- _Stated goal_: Print all entries word for word.

____ Records supplied

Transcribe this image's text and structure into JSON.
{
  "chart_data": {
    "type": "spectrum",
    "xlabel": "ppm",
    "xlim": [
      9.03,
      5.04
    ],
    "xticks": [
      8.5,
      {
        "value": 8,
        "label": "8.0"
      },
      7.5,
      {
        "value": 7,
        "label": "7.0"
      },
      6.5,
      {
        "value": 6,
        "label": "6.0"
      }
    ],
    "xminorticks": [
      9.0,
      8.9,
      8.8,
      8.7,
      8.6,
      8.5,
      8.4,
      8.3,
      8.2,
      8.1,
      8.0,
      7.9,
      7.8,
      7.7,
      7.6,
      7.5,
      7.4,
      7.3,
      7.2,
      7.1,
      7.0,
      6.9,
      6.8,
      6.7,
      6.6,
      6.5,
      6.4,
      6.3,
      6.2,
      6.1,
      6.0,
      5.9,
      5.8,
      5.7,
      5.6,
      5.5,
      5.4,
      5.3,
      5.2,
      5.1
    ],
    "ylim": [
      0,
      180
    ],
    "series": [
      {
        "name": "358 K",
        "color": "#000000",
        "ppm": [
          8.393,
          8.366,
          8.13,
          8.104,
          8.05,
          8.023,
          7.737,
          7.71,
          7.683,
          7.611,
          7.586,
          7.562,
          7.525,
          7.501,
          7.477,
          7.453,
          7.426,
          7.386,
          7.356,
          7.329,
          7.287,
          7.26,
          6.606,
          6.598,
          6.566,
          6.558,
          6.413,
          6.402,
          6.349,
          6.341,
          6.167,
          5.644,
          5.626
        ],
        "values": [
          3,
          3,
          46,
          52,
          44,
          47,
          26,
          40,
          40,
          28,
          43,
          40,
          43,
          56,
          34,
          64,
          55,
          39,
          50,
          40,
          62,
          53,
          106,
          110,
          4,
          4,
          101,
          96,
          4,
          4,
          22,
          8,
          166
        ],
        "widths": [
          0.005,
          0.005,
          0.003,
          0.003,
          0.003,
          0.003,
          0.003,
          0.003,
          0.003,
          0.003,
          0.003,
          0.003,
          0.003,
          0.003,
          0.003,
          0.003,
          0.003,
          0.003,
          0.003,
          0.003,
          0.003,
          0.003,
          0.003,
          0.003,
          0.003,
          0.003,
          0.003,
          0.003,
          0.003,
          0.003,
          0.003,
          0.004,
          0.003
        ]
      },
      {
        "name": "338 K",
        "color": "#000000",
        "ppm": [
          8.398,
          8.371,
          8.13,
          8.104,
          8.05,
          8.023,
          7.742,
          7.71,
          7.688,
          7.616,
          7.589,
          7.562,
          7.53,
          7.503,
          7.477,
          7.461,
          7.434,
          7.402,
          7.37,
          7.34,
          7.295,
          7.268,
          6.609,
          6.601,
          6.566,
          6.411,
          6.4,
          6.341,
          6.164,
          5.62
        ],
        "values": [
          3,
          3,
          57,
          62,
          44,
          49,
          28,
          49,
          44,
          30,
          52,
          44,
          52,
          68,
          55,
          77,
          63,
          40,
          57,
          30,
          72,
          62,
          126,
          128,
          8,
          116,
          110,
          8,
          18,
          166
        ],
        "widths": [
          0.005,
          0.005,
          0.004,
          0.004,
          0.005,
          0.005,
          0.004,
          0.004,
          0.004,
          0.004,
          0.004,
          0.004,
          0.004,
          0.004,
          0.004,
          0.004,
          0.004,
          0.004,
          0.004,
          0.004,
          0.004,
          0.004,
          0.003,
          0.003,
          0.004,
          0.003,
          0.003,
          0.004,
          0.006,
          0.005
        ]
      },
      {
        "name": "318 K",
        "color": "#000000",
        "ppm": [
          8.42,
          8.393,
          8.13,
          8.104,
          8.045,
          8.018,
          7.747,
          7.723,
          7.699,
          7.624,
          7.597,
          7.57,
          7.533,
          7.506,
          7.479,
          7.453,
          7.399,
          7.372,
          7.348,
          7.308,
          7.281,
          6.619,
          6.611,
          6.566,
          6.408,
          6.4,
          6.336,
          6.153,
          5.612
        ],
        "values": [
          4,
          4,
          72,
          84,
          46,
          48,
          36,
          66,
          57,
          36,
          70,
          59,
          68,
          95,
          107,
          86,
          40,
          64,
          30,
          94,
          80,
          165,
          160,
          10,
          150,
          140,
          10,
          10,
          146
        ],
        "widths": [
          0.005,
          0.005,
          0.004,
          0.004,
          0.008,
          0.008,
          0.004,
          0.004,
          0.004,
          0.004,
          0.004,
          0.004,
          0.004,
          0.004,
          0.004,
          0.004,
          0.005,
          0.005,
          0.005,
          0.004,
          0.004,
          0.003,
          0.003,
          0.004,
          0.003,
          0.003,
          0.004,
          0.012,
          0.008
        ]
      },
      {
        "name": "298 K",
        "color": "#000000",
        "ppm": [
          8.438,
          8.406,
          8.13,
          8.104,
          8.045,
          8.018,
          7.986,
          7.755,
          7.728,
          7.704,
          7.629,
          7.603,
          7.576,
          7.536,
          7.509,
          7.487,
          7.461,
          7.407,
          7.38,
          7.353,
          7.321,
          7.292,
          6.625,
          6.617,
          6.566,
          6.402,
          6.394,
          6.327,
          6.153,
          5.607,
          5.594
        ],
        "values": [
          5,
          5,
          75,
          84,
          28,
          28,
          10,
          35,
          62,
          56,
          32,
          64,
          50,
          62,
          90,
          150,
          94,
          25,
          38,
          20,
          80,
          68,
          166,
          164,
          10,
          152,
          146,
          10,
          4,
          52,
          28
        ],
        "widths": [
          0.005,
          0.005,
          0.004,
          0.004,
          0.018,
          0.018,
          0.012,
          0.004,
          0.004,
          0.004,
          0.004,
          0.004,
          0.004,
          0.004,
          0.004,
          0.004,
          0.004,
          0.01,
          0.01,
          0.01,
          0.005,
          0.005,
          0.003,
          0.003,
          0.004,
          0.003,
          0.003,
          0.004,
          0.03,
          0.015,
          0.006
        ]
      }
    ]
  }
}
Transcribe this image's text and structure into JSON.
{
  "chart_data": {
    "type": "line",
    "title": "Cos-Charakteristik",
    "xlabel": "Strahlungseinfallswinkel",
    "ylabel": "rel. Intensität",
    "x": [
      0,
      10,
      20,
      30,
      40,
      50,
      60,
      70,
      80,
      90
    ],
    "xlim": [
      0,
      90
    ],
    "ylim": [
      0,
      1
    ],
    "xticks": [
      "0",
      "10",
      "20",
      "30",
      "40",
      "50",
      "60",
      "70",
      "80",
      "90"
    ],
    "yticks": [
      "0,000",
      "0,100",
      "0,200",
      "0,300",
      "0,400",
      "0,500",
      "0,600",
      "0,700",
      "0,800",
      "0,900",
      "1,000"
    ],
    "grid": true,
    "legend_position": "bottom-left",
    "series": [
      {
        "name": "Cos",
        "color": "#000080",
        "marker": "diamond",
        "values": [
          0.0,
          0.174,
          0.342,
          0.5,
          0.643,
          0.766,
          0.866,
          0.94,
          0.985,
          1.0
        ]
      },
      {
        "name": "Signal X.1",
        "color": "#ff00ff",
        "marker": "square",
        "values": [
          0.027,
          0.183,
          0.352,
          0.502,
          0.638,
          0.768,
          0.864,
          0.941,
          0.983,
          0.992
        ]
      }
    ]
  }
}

________

- _The response_:
Transcribe this image's text and structure into JSON.
{
  "chart_data": {
    "type": "spectrum",
    "xlabel": "ppm",
    "xlim": [
      9.03,
      5.04
    ],
    "xticks": [
      8.5,
      {
        "value": 8,
        "label": "8.0"
      },
      7.5,
      {
        "value": 7,
        "label": "7.0"
      },
      6.5,
      {
        "value": 6,
        "label": "6.0"
      }
    ],
    "xminorticks": [
      9.0,
      8.9,
      8.8,
      8.7,
      8.6,
      8.5,
      8.4,
      8.3,
      8.2,
      8.1,
      8.0,
      7.9,
      7.8,
      7.7,
      7.6,
      7.5,
      7.4,
      7.3,
      7.2,
      7.1,
      7.0,
      6.9,
      6.8,
      6.7,
      6.6,
      6.5,
      6.4,
      6.3,
      6.2,
      6.1,
      6.0,
      5.9,
      5.8,
      5.7,
      5.6,
      5.5,
      5.4,
      5.3,
      5.2,
      5.1
    ],
    "ylim": [
      0,
      180
    ],
    "series": [
      {
        "name": "358 K",
        "color": "#000000",
        "ppm": [
          8.393,
          8.366,
          8.13,
          8.104,
          8.05,
          8.023,
          7.737,
          7.71,
          7.683,
          7.611,
          7.586,
          7.562,
          7.525,
          7.501,
          7.477,
          7.453,
          7.426,
          7.386,
          7.356,
          7.329,
          7.287,
          7.26,
          6.606,
          6.598,
          6.566,
          6.558,
          6.413,
          6.402,
          6.349,
          6.341,
          6.167,
          5.644,
          5.626
        ],
        "values": [
          3,
          3,
          46,
          52,
          44,
          47,
          26,
          40,
          40,
          28,
          43,
          40,
          43,
          56,
          34,
          64,
          55,
          39,
          50,
          40,
          62,
          53,
          106,
          110,
          4,
          4,
          101,
          96,
          4,
          4,
          22,
          8,
          166
        ],
        "widths": [
          0.005,
          0.005,
          0.003,
          0.003,
          0.003,
          0.003,
          0.003,
          0.003,
          0.003,
          0.003,
          0.003,
          0.003,
          0.003,
          0.003,
          0.003,
          0.003,
          0.003,
          0.003,
          0.003,
          0.003,
          0.003,
          0.003,
          0.003,
          0.003,
          0.003,
          0.003,
          0.003,
          0.003,
          0.003,
          0.003,
          0.003,
          0.004,
          0.003
        ]
      },
      {
        "name": "338 K",
        "color": "#000000",
        "ppm": [
          8.398,
          8.371,
          8.13,
          8.104,
          8.05,
          8.023,
          7.742,
          7.71,
          7.688,
          7.616,
          7.589,
          7.562,
          7.53,
          7.503,
          7.477,
          7.461,
          7.434,
          7.402,
          7.37,
          7.34,
          7.295,
          7.268,
          6.609,
          6.601,
          6.566,
          6.411,
          6.4,
          6.341,
          6.164,
          5.62
        ],
        "values": [
          3,
          3,
          57,
          62,
          44,
          49,
          28,
          49,
          44,
          30,
          52,
          44,
          52,
          68,
          55,
          77,
          63,
          40,
          57,
          30,
          72,
          62,
          126,
          128,
          8,
          116,
          110,
          8,
          18,
          166
        ],
        "widths": [
          0.005,
          0.005,
          0.004,
          0.004,
          0.005,
          0.005,
          0.004,
          0.004,
          0.004,
          0.004,
          0.004,
          0.004,
          0.004,
          0.004,
          0.004,
          0.004,
          0.004,
          0.004,
          0.004,
          0.004,
          0.004,
          0.004,
          0.003,
          0.003,
          0.004,
          0.003,
          0.003,
          0.004,
          0.006,
          0.005
        ]
      },
      {
        "name": "318 K",
        "color": "#000000",
        "ppm": [
          8.42,
          8.393,
          8.13,
          8.104,
          8.045,
          8.018,
          7.747,
          7.723,
          7.699,
          7.624,
          7.597,
          7.57,
          7.533,
          7.506,
          7.479,
          7.453,
          7.399,
          7.372,
          7.348,
          7.308,
          7.281,
          6.619,
          6.611,
          6.566,
          6.408,
          6.4,
          6.336,
          6.153,
          5.612
        ],
        "values": [
          4,
          4,
          72,
          84,
          46,
          48,
          36,
          66,
          57,
          36,
          70,
          59,
          68,
          95,
          107,
          86,
          40,
          64,
          30,
          94,
          80,
          165,
          160,
          10,
          150,
          140,
          10,
          10,
          146
        ],
        "widths": [
          0.005,
          0.005,
          0.004,
          0.004,
          0.008,
          0.008,
          0.004,
          0.004,
          0.004,
          0.004,
          0.004,
          0.004,
          0.004,
          0.004,
          0.004,
          0.004,
          0.005,
          0.005,
          0.005,
          0.004,
          0.004,
          0.003,
          0.003,
          0.004,
          0.003,
          0.003,
          0.004,
          0.012,
          0.008
        ]
      },
      {
        "name": "298 K",
        "color": "#000000",
        "ppm": [
          8.438,
          8.406,
          8.13,
          8.104,
          8.045,
          8.018,
          7.986,
          7.755,
          7.728,
          7.704,
          7.629,
          7.603,
          7.576,
          7.536,
          7.509,
          7.487,
          7.461,
          7.407,
          7.38,
          7.353,
          7.321,
          7.292,
          6.625,
          6.617,
          6.566,
          6.402,
          6.394,
          6.327,
          6.153,
          5.607,
          5.594
        ],
        "values": [
          5,
          5,
          75,
          84,
          28,
          28,
          10,
          35,
          62,
          56,
          32,
          64,
          50,
          62,
          90,
          150,
          94,
          25,
          38,
          20,
          80,
          68,
          166,
          164,
          10,
          152,
          146,
          10,
          4,
          52,
          28
        ],
        "widths": [
          0.005,
          0.005,
          0.004,
          0.004,
          0.018,
          0.018,
          0.012,
          0.004,
          0.004,
          0.004,
          0.004,
          0.004,
          0.004,
          0.004,
          0.004,
          0.004,
          0.004,
          0.01,
          0.01,
          0.01,
          0.005,
          0.005,
          0.003,
          0.003,
          0.004,
          0.003,
          0.003,
          0.004,
          0.03,
          0.015,
          0.006
        ]
      }
    ]
  }
}
Transcribe this image's text and structure into JSON.
{
  "chart_data": {
    "type": "line",
    "title": "Cos-Charakteristik",
    "xlabel": "Strahlungseinfallswinkel",
    "ylabel": "rel. Intensität",
    "x": [
      0,
      10,
      20,
      30,
      40,
      50,
      60,
      70,
      80,
      90
    ],
    "xlim": [
      0,
      90
    ],
    "ylim": [
      0,
      1
    ],
    "xticks": [
      "0",
      "10",
      "20",
      "30",
      "40",
      "50",
      "60",
      "70",
      "80",
      "90"
    ],
    "yticks": [
      "0,000",
      "0,100",
      "0,200",
      "0,300",
      "0,400",
      "0,500",
      "0,600",
      "0,700",
      "0,800",
      "0,900",
      "1,000"
    ],
    "grid": true,
    "legend_position": "bottom-left",
    "series": [
      {
        "name": "Cos",
        "color": "#000080",
        "marker": "diamond",
        "values": [
          0.0,
          0.174,
          0.342,
          0.5,
          0.643,
          0.766,
          0.866,
          0.94,
          0.985,
          1.0
        ]
      },
      {
        "name": "Signal X.1",
        "color": "#ff00ff",
        "marker": "square",
        "values": [
          0.027,
          0.183,
          0.352,
          0.502,
          0.638,
          0.768,
          0.864,
          0.941,
          0.983,
          0.992
        ]
      }
    ]
  }
}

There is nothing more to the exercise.